*RECORD SET*
__________

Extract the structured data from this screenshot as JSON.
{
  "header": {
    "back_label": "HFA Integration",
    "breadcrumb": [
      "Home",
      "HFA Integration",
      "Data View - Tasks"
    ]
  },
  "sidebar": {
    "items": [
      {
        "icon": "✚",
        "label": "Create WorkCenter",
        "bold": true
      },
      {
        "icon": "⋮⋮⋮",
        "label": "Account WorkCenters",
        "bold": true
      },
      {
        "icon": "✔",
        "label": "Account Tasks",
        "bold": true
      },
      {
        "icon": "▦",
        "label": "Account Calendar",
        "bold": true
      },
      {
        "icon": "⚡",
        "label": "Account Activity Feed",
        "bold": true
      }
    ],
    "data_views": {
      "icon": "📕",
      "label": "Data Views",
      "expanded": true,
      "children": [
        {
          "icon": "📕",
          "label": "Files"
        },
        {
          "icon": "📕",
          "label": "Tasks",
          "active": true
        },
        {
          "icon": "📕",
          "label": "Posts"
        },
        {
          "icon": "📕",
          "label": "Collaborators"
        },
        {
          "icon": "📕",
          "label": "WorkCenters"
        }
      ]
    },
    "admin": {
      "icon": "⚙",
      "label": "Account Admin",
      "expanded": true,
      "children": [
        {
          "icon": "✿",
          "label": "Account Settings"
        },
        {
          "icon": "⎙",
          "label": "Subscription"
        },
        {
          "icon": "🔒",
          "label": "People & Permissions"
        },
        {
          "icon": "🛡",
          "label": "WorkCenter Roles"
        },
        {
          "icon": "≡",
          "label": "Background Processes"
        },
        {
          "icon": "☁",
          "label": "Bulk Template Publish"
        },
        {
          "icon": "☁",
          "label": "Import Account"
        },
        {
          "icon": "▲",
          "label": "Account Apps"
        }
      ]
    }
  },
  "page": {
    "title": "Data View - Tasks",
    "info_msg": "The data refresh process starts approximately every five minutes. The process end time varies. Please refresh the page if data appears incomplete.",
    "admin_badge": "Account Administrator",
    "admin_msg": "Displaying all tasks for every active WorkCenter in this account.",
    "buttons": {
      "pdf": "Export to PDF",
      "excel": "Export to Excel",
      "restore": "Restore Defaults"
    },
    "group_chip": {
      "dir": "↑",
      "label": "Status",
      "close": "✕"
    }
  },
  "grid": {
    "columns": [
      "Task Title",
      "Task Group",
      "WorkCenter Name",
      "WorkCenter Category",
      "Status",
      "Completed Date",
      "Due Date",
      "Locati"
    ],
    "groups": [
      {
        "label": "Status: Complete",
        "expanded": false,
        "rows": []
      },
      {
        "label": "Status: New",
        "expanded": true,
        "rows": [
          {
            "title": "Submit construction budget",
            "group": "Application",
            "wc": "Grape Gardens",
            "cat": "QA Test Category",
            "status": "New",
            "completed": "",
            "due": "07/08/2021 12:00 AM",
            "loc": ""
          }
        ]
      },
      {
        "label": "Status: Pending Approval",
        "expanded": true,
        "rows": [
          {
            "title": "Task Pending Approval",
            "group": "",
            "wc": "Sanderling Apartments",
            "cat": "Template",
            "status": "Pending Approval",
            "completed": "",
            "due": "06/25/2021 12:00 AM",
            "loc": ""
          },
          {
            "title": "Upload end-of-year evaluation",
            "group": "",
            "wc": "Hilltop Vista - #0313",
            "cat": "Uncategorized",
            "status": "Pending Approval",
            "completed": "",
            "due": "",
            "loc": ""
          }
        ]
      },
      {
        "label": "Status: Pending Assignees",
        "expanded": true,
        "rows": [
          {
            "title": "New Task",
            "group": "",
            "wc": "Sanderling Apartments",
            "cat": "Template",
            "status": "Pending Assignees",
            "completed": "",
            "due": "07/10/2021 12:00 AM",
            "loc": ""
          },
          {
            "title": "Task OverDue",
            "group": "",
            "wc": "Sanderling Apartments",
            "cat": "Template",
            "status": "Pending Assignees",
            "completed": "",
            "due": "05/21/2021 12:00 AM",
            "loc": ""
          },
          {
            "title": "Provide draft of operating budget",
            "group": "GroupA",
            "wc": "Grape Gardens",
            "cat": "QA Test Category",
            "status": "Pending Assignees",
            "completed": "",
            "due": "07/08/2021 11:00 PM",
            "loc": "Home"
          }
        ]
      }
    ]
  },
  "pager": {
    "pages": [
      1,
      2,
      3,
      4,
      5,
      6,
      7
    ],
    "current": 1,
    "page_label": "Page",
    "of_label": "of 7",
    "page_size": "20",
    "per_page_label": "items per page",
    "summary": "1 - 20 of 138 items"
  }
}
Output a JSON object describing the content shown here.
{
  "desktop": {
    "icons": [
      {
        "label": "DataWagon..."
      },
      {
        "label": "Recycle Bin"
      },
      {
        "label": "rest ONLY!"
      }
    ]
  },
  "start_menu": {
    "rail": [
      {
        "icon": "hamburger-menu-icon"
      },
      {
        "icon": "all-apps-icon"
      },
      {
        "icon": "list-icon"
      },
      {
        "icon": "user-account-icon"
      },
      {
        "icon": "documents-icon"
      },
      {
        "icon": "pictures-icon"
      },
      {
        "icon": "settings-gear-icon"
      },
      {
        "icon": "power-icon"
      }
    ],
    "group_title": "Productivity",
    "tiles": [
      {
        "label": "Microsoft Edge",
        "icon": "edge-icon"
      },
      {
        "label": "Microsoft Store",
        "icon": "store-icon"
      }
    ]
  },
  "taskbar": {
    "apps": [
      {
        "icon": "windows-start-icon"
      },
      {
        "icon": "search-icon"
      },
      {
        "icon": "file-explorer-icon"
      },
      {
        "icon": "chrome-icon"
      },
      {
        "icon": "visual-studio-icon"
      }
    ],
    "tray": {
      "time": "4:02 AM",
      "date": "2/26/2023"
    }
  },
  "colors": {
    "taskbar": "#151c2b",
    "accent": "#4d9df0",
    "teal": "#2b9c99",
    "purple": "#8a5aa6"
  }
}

__________

*PROMPT*
Each record above should be returned exactly as it appears.

*COMPLETE ANSWER*
Extract the structured data from this screenshot as JSON.
{
  "header": {
    "back_label": "HFA Integration",
    "breadcrumb": [
      "Home",
      "HFA Integration",
      "Data View - Tasks"
    ]
  },
  "sidebar": {
    "items": [
      {
        "icon": "✚",
        "label": "Create WorkCenter",
        "bold": true
      },
      {
        "icon": "⋮⋮⋮",
        "label": "Account WorkCenters",
        "bold": true
      },
      {
        "icon": "✔",
        "label": "Account Tasks",
        "bold": true
      },
      {
        "icon": "▦",
        "label": "Account Calendar",
        "bold": true
      },
      {
        "icon": "⚡",
        "label": "Account Activity Feed",
        "bold": true
      }
    ],
    "data_views": {
      "icon": "📕",
      "label": "Data Views",
      "expanded": true,
      "children": [
        {
          "icon": "📕",
          "label": "Files"
        },
        {
          "icon": "📕",
          "label": "Tasks",
          "active": true
        },
        {
          "icon": "📕",
          "label": "Posts"
        },
        {
          "icon": "📕",
          "label": "Collaborators"
        },
        {
          "icon": "📕",
          "label": "WorkCenters"
        }
      ]
    },
    "admin": {
      "icon": "⚙",
      "label": "Account Admin",
      "expanded": true,
      "children": [
        {
          "icon": "✿",
          "label": "Account Settings"
        },
        {
          "icon": "⎙",
          "label": "Subscription"
        },
        {
          "icon": "🔒",
          "label": "People & Permissions"
        },
        {
          "icon": "🛡",
          "label": "WorkCenter Roles"
        },
        {
          "icon": "≡",
          "label": "Background Processes"
        },
        {
          "icon": "☁",
          "label": "Bulk Template Publish"
        },
        {
          "icon": "☁",
          "label": "Import Account"
        },
        {
          "icon": "▲",
          "label": "Account Apps"
        }
      ]
    }
  },
  "page": {
    "title": "Data View - Tasks",
    "info_msg": "The data refresh process starts approximately every five minutes. The process end time varies. Please refresh the page if data appears incomplete.",
    "admin_badge": "Account Administrator",
    "admin_msg": "Displaying all tasks for every active WorkCenter in this account.",
    "buttons": {
      "pdf": "Export to PDF",
      "excel": "Export to Excel",
      "restore": "Restore Defaults"
    },
    "group_chip": {
      "dir": "↑",
      "label": "Status",
      "close": "✕"
    }
  },
  "grid": {
    "columns": [
      "Task Title",
      "Task Group",
      "WorkCenter Name",
      "WorkCenter Category",
      "Status",
      "Completed Date",
      "Due Date",
      "Locati"
    ],
    "groups": [
      {
        "label": "Status: Complete",
        "expanded": false,
        "rows": []
      },
      {
        "label": "Status: New",
        "expanded": true,
        "rows": [
          {
            "title": "Submit construction budget",
            "group": "Application",
            "wc": "Grape Gardens",
            "cat": "QA Test Category",
            "status": "New",
            "completed": "",
            "due": "07/08/2021 12:00 AM",
            "loc": ""
          }
        ]
      },
      {
        "label": "Status: Pending Approval",
        "expanded": true,
        "rows": [
          {
            "title": "Task Pending Approval",
            "group": "",
            "wc": "Sanderling Apartments",
            "cat": "Template",
            "status": "Pending Approval",
            "completed": "",
            "due": "06/25/2021 12:00 AM",
            "loc": ""
          },
          {
            "title": "Upload end-of-year evaluation",
            "group": "",
            "wc": "Hilltop Vista - #0313",
            "cat": "Uncategorized",
            "status": "Pending Approval",
            "completed": "",
            "due": "",
            "loc": ""
          }
        ]
      },
      {
        "label": "Status: Pending Assignees",
        "expanded": true,
        "rows": [
          {
            "title": "New Task",
            "group": "",
            "wc": "Sanderling Apartments",
            "cat": "Template",
            "status": "Pending Assignees",
            "completed": "",
            "due": "07/10/2021 12:00 AM",
            "loc": ""
          },
          {
            "title": "Task OverDue",
            "group": "",
            "wc": "Sanderling Apartments",
            "cat": "Template",
            "status": "Pending Assignees",
            "completed": "",
            "due": "05/21/2021 12:00 AM",
            "loc": ""
          },
          {
            "title": "Provide draft of operating budget",
            "group": "GroupA",
            "wc": "Grape Gardens",
            "cat": "QA Test Category",
            "status": "Pending Assignees",
            "completed": "",
            "due": "07/08/2021 11:00 PM",
            "loc": "Home"
          }
        ]
      }
    ]
  },
  "pager": {
    "pages": [
      1,
      2,
      3,
      4,
      5,
      6,
      7
    ],
    "current": 1,
    "page_label": "Page",
    "of_label": "of 7",
    "page_size": "20",
    "per_page_label": "items per page",
    "summary": "1 - 20 of 138 items"
  }
}
Output a JSON object describing the content shown here.
{
  "desktop": {
    "icons": [
      {
        "label": "DataWagon..."
      },
      {
        "label": "Recycle Bin"
      },
      {
        "label": "rest ONLY!"
      }
    ]
  },
  "start_menu": {
    "rail": [
      {
        "icon": "hamburger-menu-icon"
      },
      {
        "icon": "all-apps-icon"
      },
      {
        "icon": "list-icon"
      },
      {
        "icon": "user-account-icon"
      },
      {
        "icon": "documents-icon"
      },
      {
        "icon": "pictures-icon"
      },
      {
        "icon": "settings-gear-icon"
      },
      {
        "icon": "power-icon"
      }
    ],
    "group_title": "Productivity",
    "tiles": [
      {
        "label": "Microsoft Edge",
        "icon": "edge-icon"
      },
      {
        "label": "Microsoft Store",
        "icon": "store-icon"
      }
    ]
  },
  "taskbar": {
    "apps": [
      {
        "icon": "windows-start-icon"
      },
      {
        "icon": "search-icon"
      },
      {
        "icon": "file-explorer-icon"
      },
      {
        "icon": "chrome-icon"
      },
      {
        "icon": "visual-studio-icon"
      }
    ],
    "tray": {
      "time": "4:02 AM",
      "date": "2/26/2023"
    }
  },
  "colors": {
    "taskbar": "#151c2b",
    "accent": "#4d9df0",
    "teal": "#2b9c99",
    "purple": "#8a5aa6"
  }
}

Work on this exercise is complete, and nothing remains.